▶ _Stored records_:

══════════

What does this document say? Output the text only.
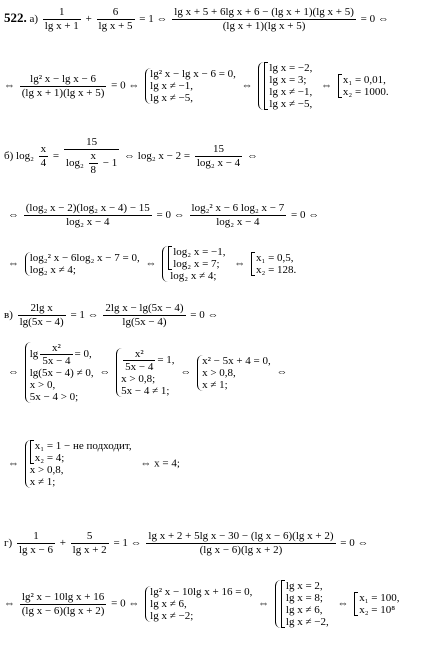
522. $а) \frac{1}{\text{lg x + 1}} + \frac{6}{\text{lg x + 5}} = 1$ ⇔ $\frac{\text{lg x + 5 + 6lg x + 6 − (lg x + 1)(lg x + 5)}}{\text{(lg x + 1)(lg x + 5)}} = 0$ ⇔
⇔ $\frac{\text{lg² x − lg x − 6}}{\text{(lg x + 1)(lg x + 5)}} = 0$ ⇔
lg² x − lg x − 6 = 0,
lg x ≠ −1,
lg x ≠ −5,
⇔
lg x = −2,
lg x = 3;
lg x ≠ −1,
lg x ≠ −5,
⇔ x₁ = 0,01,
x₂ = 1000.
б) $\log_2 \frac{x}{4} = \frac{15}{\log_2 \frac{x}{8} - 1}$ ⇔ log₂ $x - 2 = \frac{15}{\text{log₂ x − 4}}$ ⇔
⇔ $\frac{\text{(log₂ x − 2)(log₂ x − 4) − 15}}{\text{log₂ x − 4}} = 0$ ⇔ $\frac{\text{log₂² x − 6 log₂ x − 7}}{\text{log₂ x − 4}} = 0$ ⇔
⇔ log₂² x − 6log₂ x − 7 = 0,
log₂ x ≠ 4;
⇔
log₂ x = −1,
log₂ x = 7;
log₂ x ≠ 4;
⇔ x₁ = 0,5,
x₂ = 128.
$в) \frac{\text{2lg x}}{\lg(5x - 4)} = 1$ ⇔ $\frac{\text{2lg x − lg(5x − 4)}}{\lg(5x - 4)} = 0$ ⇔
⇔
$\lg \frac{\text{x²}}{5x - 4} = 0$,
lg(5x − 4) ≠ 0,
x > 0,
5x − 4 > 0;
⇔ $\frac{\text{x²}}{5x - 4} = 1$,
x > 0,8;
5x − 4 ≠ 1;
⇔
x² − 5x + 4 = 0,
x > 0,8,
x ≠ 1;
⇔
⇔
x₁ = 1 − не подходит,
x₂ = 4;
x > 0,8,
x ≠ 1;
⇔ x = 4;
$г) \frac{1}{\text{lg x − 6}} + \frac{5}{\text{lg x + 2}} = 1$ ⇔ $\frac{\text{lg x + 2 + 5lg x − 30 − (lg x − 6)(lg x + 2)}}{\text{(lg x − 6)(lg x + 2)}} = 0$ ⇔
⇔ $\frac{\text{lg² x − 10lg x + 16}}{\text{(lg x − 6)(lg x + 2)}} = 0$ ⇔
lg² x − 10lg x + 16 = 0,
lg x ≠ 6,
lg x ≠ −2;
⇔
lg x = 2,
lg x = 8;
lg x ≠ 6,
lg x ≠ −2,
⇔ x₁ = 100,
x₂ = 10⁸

══════════

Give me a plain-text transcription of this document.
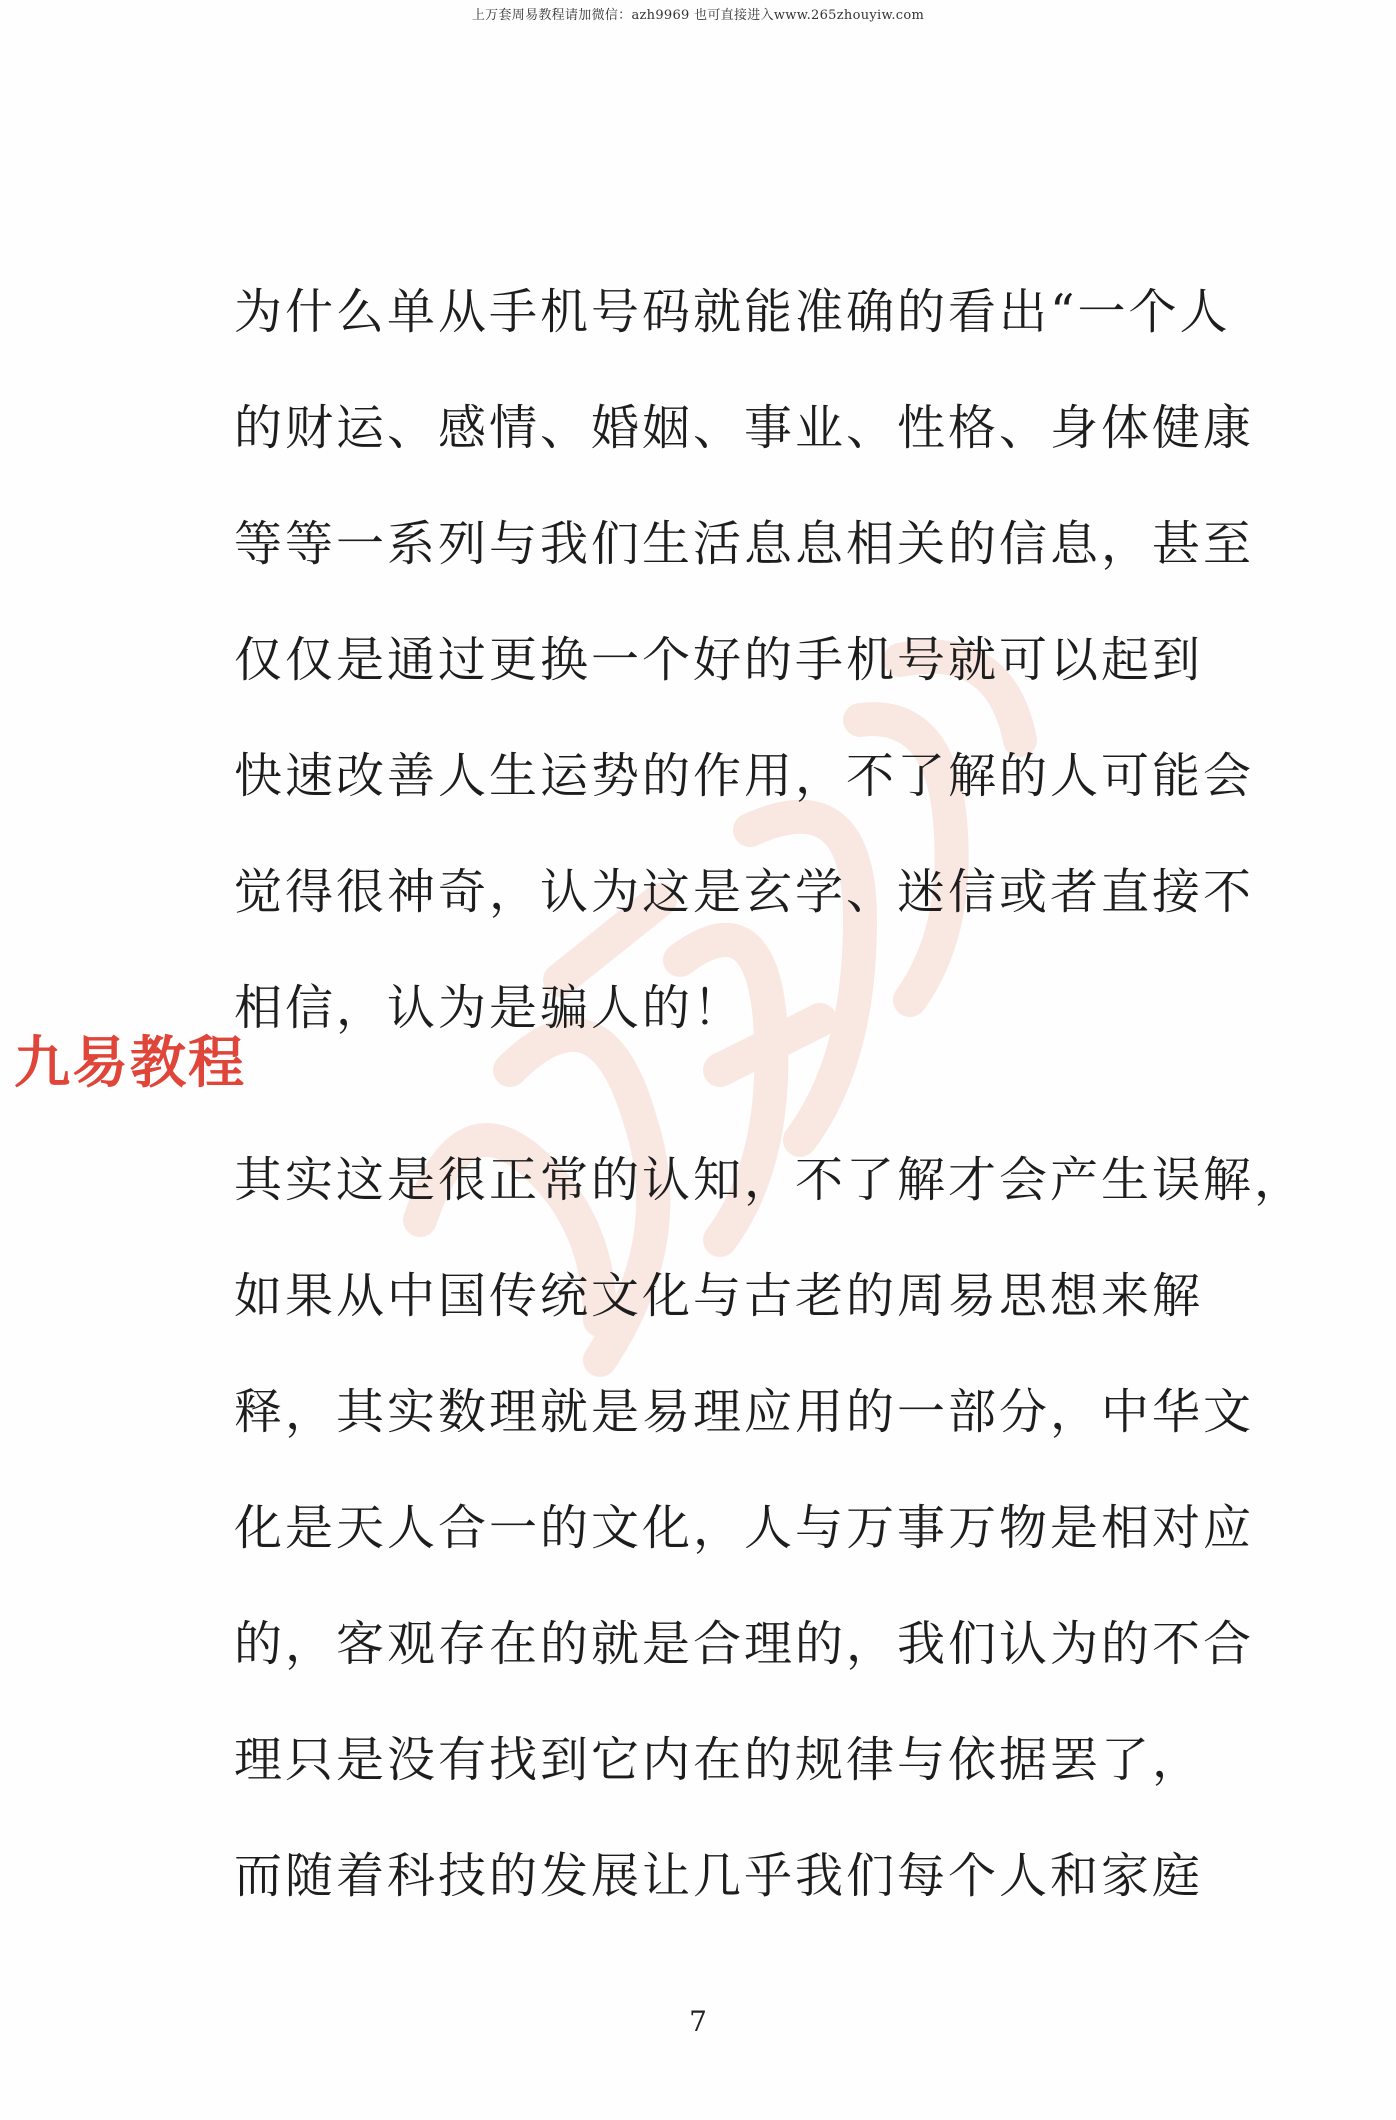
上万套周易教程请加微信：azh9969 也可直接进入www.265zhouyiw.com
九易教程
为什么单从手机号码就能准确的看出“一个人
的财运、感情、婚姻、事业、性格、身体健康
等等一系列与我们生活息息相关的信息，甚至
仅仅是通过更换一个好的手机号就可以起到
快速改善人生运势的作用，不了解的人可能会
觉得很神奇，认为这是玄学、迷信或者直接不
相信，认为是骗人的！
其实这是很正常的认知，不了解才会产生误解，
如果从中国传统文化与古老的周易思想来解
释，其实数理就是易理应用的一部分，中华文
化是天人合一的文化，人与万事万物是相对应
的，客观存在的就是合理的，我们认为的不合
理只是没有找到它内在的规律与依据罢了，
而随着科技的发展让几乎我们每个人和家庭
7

══════════

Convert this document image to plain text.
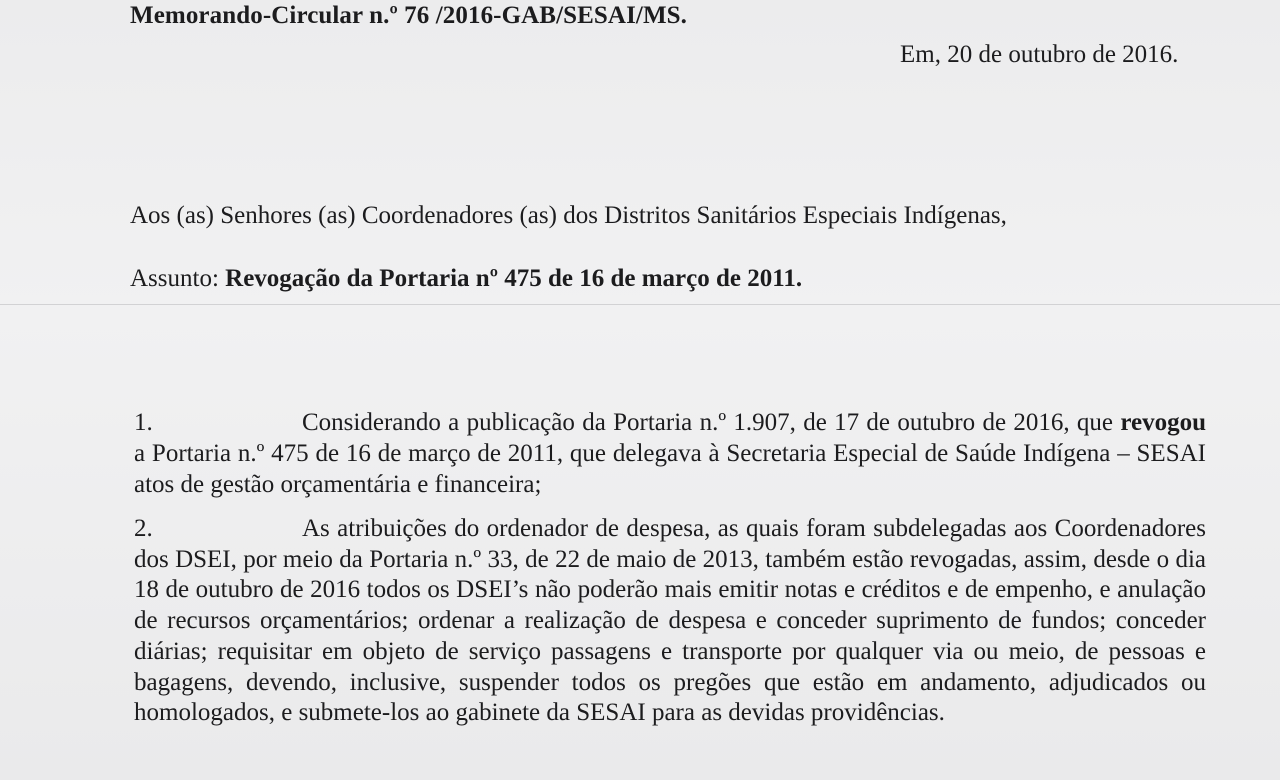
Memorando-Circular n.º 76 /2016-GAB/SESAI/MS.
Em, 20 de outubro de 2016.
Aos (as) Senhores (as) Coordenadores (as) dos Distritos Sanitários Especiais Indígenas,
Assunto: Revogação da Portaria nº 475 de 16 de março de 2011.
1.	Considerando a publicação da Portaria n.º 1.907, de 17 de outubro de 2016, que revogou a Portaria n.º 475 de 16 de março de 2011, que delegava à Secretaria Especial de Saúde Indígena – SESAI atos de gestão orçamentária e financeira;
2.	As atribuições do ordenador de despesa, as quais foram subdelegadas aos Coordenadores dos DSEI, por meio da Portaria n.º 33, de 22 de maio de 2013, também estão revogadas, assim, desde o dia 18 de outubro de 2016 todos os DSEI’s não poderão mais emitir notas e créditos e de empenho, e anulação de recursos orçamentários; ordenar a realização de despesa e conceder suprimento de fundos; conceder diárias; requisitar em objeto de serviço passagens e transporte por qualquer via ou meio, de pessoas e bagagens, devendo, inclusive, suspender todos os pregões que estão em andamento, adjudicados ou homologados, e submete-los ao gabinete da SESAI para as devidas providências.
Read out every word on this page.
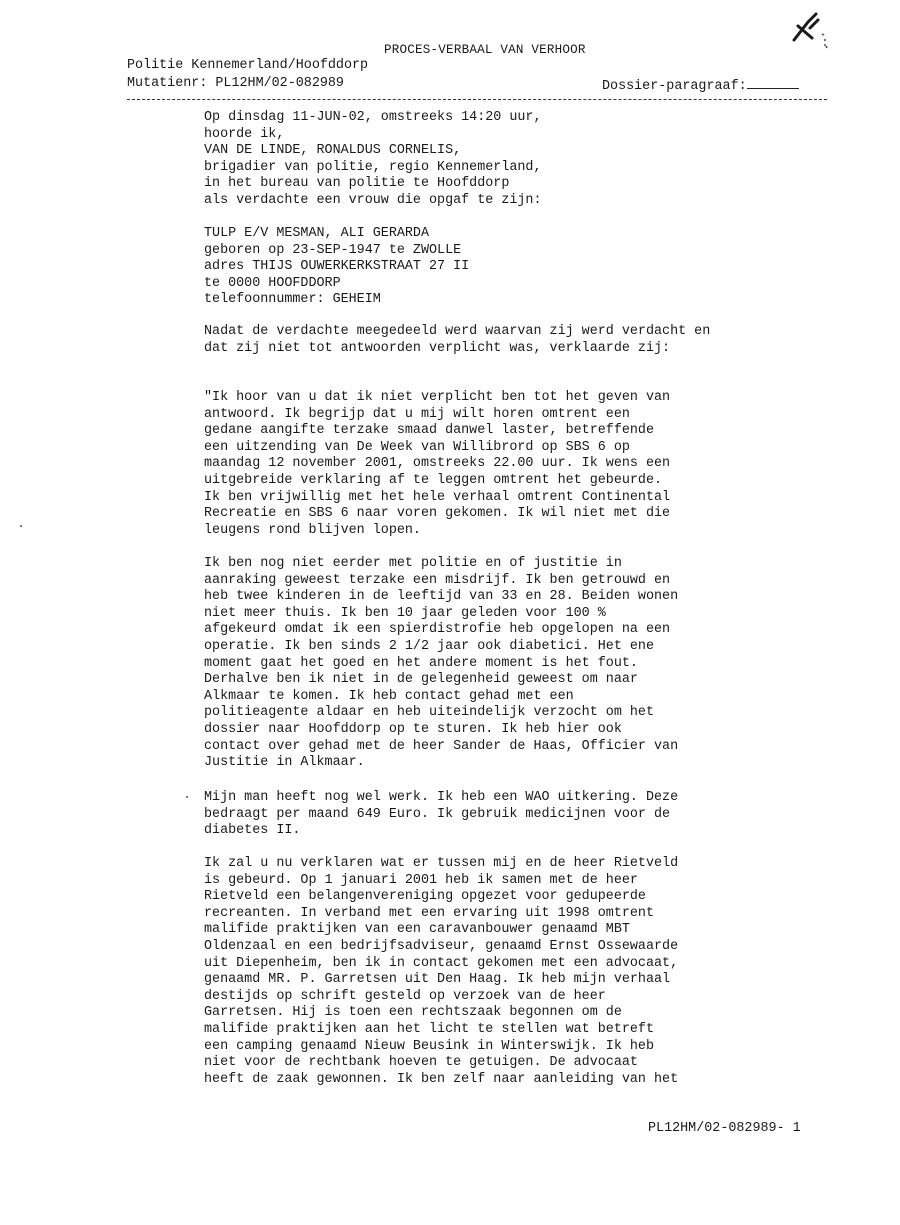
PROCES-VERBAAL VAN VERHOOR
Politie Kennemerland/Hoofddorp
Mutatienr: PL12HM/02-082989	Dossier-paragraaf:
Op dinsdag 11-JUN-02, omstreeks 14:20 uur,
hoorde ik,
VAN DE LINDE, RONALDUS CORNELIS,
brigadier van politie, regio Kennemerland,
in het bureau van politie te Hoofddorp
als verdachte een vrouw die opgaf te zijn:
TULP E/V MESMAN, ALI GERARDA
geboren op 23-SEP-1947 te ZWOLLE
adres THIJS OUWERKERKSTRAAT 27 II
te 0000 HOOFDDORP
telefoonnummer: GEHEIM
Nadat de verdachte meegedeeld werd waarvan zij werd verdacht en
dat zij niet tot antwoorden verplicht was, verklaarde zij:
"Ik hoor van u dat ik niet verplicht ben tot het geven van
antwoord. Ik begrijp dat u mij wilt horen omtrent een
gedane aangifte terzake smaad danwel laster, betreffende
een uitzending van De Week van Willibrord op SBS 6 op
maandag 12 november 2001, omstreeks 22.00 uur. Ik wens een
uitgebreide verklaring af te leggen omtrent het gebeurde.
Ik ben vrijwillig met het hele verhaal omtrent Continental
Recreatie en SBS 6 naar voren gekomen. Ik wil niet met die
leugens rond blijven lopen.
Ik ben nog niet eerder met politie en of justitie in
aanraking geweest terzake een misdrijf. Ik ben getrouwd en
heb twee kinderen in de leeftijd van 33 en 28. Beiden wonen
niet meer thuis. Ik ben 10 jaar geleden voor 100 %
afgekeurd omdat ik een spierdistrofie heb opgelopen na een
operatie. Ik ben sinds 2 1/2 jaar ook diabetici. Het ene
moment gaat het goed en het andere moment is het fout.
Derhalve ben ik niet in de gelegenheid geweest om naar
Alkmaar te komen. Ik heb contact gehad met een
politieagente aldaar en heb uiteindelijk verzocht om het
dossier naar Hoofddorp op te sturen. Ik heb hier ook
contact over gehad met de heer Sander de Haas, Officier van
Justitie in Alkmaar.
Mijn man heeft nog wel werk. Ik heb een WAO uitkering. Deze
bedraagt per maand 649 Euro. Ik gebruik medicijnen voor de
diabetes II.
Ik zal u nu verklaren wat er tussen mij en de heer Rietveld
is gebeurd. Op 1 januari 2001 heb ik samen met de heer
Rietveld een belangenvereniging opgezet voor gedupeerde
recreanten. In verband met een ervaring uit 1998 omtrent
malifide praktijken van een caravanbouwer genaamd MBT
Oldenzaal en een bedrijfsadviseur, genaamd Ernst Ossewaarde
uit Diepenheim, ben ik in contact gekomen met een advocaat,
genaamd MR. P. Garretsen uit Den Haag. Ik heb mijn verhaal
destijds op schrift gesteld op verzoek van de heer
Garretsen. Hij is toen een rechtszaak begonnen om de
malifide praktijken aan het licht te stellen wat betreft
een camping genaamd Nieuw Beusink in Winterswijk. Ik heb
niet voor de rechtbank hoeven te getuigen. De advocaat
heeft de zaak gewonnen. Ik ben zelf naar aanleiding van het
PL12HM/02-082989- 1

══════════

Filter lines by "Alkmaar" and return each hit.

Alkmaar te komen. Ik heb contact gehad met een
Justitie in Alkmaar.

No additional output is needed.